Dataset rows about figures
— Begin —
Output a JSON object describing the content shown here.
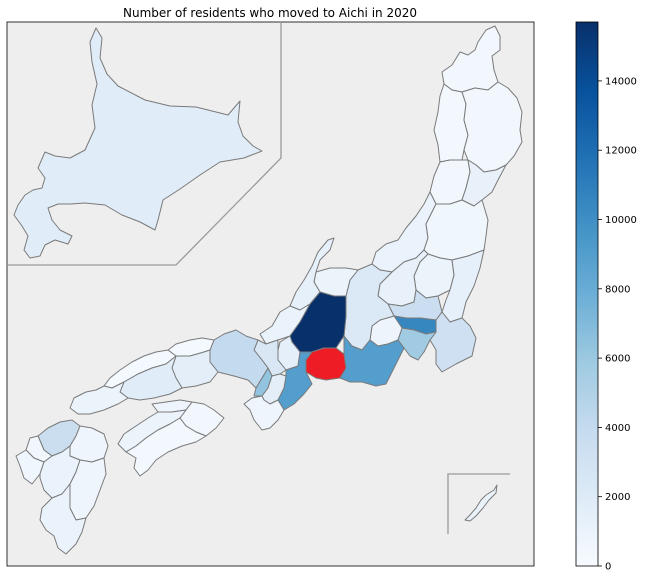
{
  "chart_data": {
    "type": "choropleth",
    "title": "Number of residents who moved to Aichi in 2020",
    "colorbar": {
      "min": 0,
      "max": 15700,
      "ticks": [
        0,
        2000,
        4000,
        6000,
        8000,
        10000,
        12000,
        14000
      ],
      "tick_labels": [
        "0",
        "2000",
        "4000",
        "6000",
        "8000",
        "10000",
        "12000",
        "14000"
      ],
      "colormap": "Blues"
    },
    "highlight_color": "#ee1c25",
    "background_color": "#eeeeee",
    "highlighted_region": "Aichi",
    "regions": [
      {
        "id": "hokkaido",
        "value": 1800
      },
      {
        "id": "aomori",
        "value": 500
      },
      {
        "id": "akita",
        "value": 400
      },
      {
        "id": "iwate",
        "value": 450
      },
      {
        "id": "yamagata",
        "value": 450
      },
      {
        "id": "miyagi",
        "value": 1200
      },
      {
        "id": "niigata",
        "value": 1000
      },
      {
        "id": "fukushima",
        "value": 650
      },
      {
        "id": "tochigi",
        "value": 950
      },
      {
        "id": "ibaraki",
        "value": 1300
      },
      {
        "id": "gunma",
        "value": 1200
      },
      {
        "id": "saitama",
        "value": 3500
      },
      {
        "id": "tokyo",
        "value": 10500
      },
      {
        "id": "chiba",
        "value": 3300
      },
      {
        "id": "kanagawa",
        "value": 5800
      },
      {
        "id": "yamanashi",
        "value": 800
      },
      {
        "id": "nagano",
        "value": 2200
      },
      {
        "id": "toyama",
        "value": 900
      },
      {
        "id": "ishikawa",
        "value": 1300
      },
      {
        "id": "fukui",
        "value": 1000
      },
      {
        "id": "gifu",
        "value": 15700
      },
      {
        "id": "shizuoka",
        "value": 9000
      },
      {
        "id": "aichi",
        "value": null
      },
      {
        "id": "mie",
        "value": 9000
      },
      {
        "id": "shiga",
        "value": 1500
      },
      {
        "id": "kyoto",
        "value": 2400
      },
      {
        "id": "osaka",
        "value": 6300
      },
      {
        "id": "nara",
        "value": 1600
      },
      {
        "id": "wakayama",
        "value": 700
      },
      {
        "id": "hyogo",
        "value": 4000
      },
      {
        "id": "tottori",
        "value": 300
      },
      {
        "id": "shimane",
        "value": 300
      },
      {
        "id": "okayama",
        "value": 1600
      },
      {
        "id": "hiroshima",
        "value": 1800
      },
      {
        "id": "yamaguchi",
        "value": 900
      },
      {
        "id": "tokushima",
        "value": 500
      },
      {
        "id": "kagawa",
        "value": 800
      },
      {
        "id": "ehime",
        "value": 900
      },
      {
        "id": "kochi",
        "value": 400
      },
      {
        "id": "fukuoka",
        "value": 3600
      },
      {
        "id": "saga",
        "value": 500
      },
      {
        "id": "nagasaki",
        "value": 600
      },
      {
        "id": "kumamoto",
        "value": 1000
      },
      {
        "id": "oita",
        "value": 700
      },
      {
        "id": "miyazaki",
        "value": 700
      },
      {
        "id": "kagoshima",
        "value": 1000
      },
      {
        "id": "okinawa",
        "value": 1000
      }
    ]
  }
}
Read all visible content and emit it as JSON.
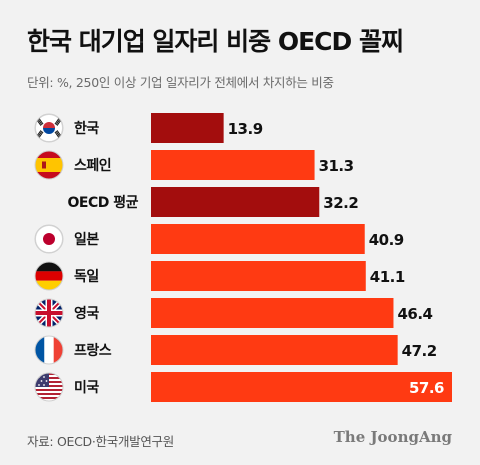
{
  "title": "한국 대기업 일자리 비중 OECD 꼴찌",
  "subtitle": "단위: %, 250인 이상 기업 일자리가 전체에서 차지하는 비중",
  "source": "자료: OECD·한국개발연구원",
  "brand": "The JoongAng",
  "colors": {
    "highlight": "#a30d0d",
    "normal": "#ff3a12",
    "value_text_dark": "#111111",
    "value_text_light": "#ffffff"
  },
  "chart_data": {
    "type": "bar",
    "orientation": "horizontal",
    "title": "한국 대기업 일자리 비중 OECD 꼴찌",
    "subtitle": "단위: %, 250인 이상 기업 일자리가 전체에서 차지하는 비중",
    "categories": [
      "한국",
      "스페인",
      "OECD 평균",
      "일본",
      "독일",
      "영국",
      "프랑스",
      "미국"
    ],
    "values": [
      13.9,
      31.3,
      32.2,
      40.9,
      41.1,
      46.4,
      47.2,
      57.6
    ],
    "value_labels": [
      "13.9",
      "31.3",
      "32.2",
      "40.9",
      "41.1",
      "46.4",
      "47.2",
      "57.6"
    ],
    "icons": [
      "flag-korea-icon",
      "flag-spain-icon",
      "",
      "flag-japan-icon",
      "flag-germany-icon",
      "flag-uk-icon",
      "flag-france-icon",
      "flag-usa-icon"
    ],
    "highlighted": [
      "한국",
      "OECD 평균"
    ],
    "xlim": [
      0,
      57.6
    ],
    "grid": false,
    "legend": "none"
  }
}
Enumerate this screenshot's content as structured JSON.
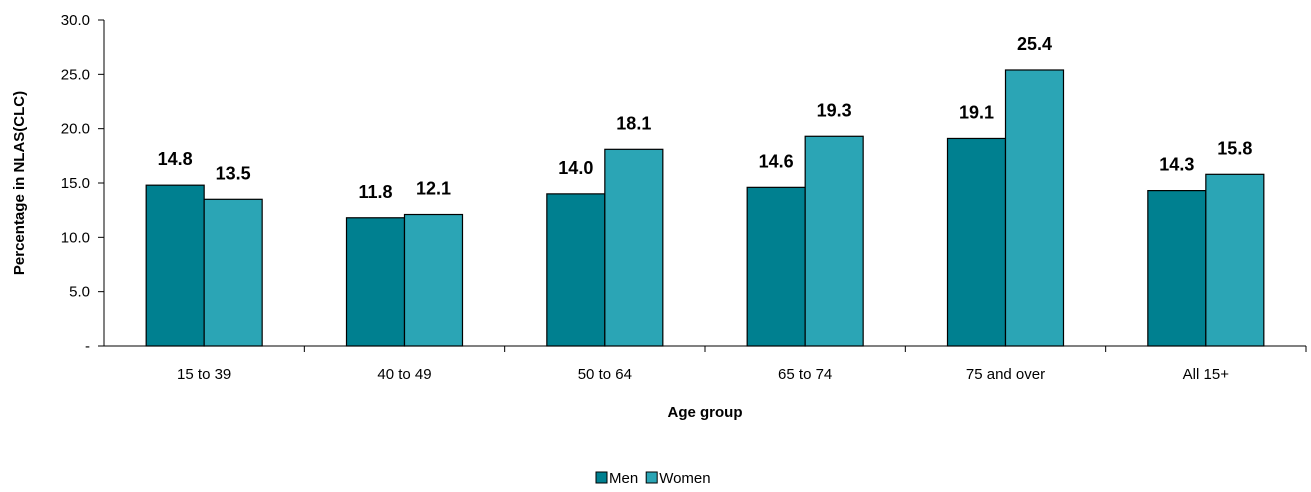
— End —
**Work to complete:** Repeat the data in full and exactly. Omit pictures.

**Reply:**
Output a JSON object describing the content shown here.
{
  "chart_data": {
    "type": "choropleth",
    "title": "Number of residents who moved to Aichi in 2020",
    "colorbar": {
      "min": 0,
      "max": 15700,
      "ticks": [
        0,
        2000,
        4000,
        6000,
        8000,
        10000,
        12000,
        14000
      ],
      "tick_labels": [
        "0",
        "2000",
        "4000",
        "6000",
        "8000",
        "10000",
        "12000",
        "14000"
      ],
      "colormap": "Blues"
    },
    "highlight_color": "#ee1c25",
    "background_color": "#eeeeee",
    "highlighted_region": "Aichi",
    "regions": [
      {
        "id": "hokkaido",
        "value": 1800
      },
      {
        "id": "aomori",
        "value": 500
      },
      {
        "id": "akita",
        "value": 400
      },
      {
        "id": "iwate",
        "value": 450
      },
      {
        "id": "yamagata",
        "value": 450
      },
      {
        "id": "miyagi",
        "value": 1200
      },
      {
        "id": "niigata",
        "value": 1000
      },
      {
        "id": "fukushima",
        "value": 650
      },
      {
        "id": "tochigi",
        "value": 950
      },
      {
        "id": "ibaraki",
        "value": 1300
      },
      {
        "id": "gunma",
        "value": 1200
      },
      {
        "id": "saitama",
        "value": 3500
      },
      {
        "id": "tokyo",
        "value": 10500
      },
      {
        "id": "chiba",
        "value": 3300
      },
      {
        "id": "kanagawa",
        "value": 5800
      },
      {
        "id": "yamanashi",
        "value": 800
      },
      {
        "id": "nagano",
        "value": 2200
      },
      {
        "id": "toyama",
        "value": 900
      },
      {
        "id": "ishikawa",
        "value": 1300
      },
      {
        "id": "fukui",
        "value": 1000
      },
      {
        "id": "gifu",
        "value": 15700
      },
      {
        "id": "shizuoka",
        "value": 9000
      },
      {
        "id": "aichi",
        "value": null
      },
      {
        "id": "mie",
        "value": 9000
      },
      {
        "id": "shiga",
        "value": 1500
      },
      {
        "id": "kyoto",
        "value": 2400
      },
      {
        "id": "osaka",
        "value": 6300
      },
      {
        "id": "nara",
        "value": 1600
      },
      {
        "id": "wakayama",
        "value": 700
      },
      {
        "id": "hyogo",
        "value": 4000
      },
      {
        "id": "tottori",
        "value": 300
      },
      {
        "id": "shimane",
        "value": 300
      },
      {
        "id": "okayama",
        "value": 1600
      },
      {
        "id": "hiroshima",
        "value": 1800
      },
      {
        "id": "yamaguchi",
        "value": 900
      },
      {
        "id": "tokushima",
        "value": 500
      },
      {
        "id": "kagawa",
        "value": 800
      },
      {
        "id": "ehime",
        "value": 900
      },
      {
        "id": "kochi",
        "value": 400
      },
      {
        "id": "fukuoka",
        "value": 3600
      },
      {
        "id": "saga",
        "value": 500
      },
      {
        "id": "nagasaki",
        "value": 600
      },
      {
        "id": "kumamoto",
        "value": 1000
      },
      {
        "id": "oita",
        "value": 700
      },
      {
        "id": "miyazaki",
        "value": 700
      },
      {
        "id": "kagoshima",
        "value": 1000
      },
      {
        "id": "okinawa",
        "value": 1000
      }
    ]
  }
}
Read all visible content and emit it as JSON.
{
  "title": "한국 대기업 일자리 비중 OECD 꼴찌",
  "subtitle": "단위: %, 250인 이상 기업 일자리가 전체에서 차지하는 비중",
  "source": "자료: OECD·한국개발연구원",
  "brand": "The JoongAng",
  "colors": {
    "highlight": "#a30d0d",
    "normal": "#ff3a12",
    "value_text_dark": "#111111",
    "value_text_light": "#ffffff"
  },
  "chart_data": {
    "type": "bar",
    "orientation": "horizontal",
    "title": "한국 대기업 일자리 비중 OECD 꼴찌",
    "subtitle": "단위: %, 250인 이상 기업 일자리가 전체에서 차지하는 비중",
    "categories": [
      "한국",
      "스페인",
      "OECD 평균",
      "일본",
      "독일",
      "영국",
      "프랑스",
      "미국"
    ],
    "values": [
      13.9,
      31.3,
      32.2,
      40.9,
      41.1,
      46.4,
      47.2,
      57.6
    ],
    "value_labels": [
      "13.9",
      "31.3",
      "32.2",
      "40.9",
      "41.1",
      "46.4",
      "47.2",
      "57.6"
    ],
    "icons": [
      "flag-korea-icon",
      "flag-spain-icon",
      "",
      "flag-japan-icon",
      "flag-germany-icon",
      "flag-uk-icon",
      "flag-france-icon",
      "flag-usa-icon"
    ],
    "highlighted": [
      "한국",
      "OECD 평균"
    ],
    "xlim": [
      0,
      57.6
    ],
    "grid": false,
    "legend": "none"
  }
}
Enumerate this screenshot's content as structured JSON.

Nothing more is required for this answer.